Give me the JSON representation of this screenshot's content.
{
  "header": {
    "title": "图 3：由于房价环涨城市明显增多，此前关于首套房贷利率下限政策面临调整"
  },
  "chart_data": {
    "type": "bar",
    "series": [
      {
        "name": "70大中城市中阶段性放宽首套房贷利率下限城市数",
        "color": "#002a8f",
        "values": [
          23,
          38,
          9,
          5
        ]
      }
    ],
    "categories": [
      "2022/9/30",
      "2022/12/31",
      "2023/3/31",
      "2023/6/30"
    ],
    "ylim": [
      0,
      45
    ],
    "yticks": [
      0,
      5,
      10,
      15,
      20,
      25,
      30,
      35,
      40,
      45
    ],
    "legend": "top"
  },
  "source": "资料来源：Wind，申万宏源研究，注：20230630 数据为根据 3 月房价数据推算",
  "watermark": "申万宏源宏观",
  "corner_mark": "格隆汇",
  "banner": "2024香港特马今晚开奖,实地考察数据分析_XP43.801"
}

- - - - - - -

__Goal of the exercise__
The full set of records should be duplicated exactly.

__Full response__
Give me the JSON representation of this screenshot's content.
{
  "header": {
    "title": "图 3：由于房价环涨城市明显增多，此前关于首套房贷利率下限政策面临调整"
  },
  "chart_data": {
    "type": "bar",
    "series": [
      {
        "name": "70大中城市中阶段性放宽首套房贷利率下限城市数",
        "color": "#002a8f",
        "values": [
          23,
          38,
          9,
          5
        ]
      }
    ],
    "categories": [
      "2022/9/30",
      "2022/12/31",
      "2023/3/31",
      "2023/6/30"
    ],
    "ylim": [
      0,
      45
    ],
    "yticks": [
      0,
      5,
      10,
      15,
      20,
      25,
      30,
      35,
      40,
      45
    ],
    "legend": "top"
  },
  "source": "资料来源：Wind，申万宏源研究，注：20230630 数据为根据 3 月房价数据推算",
  "watermark": "申万宏源宏观",
  "corner_mark": "格隆汇",
  "banner": "2024香港特马今晚开奖,实地考察数据分析_XP43.801"
}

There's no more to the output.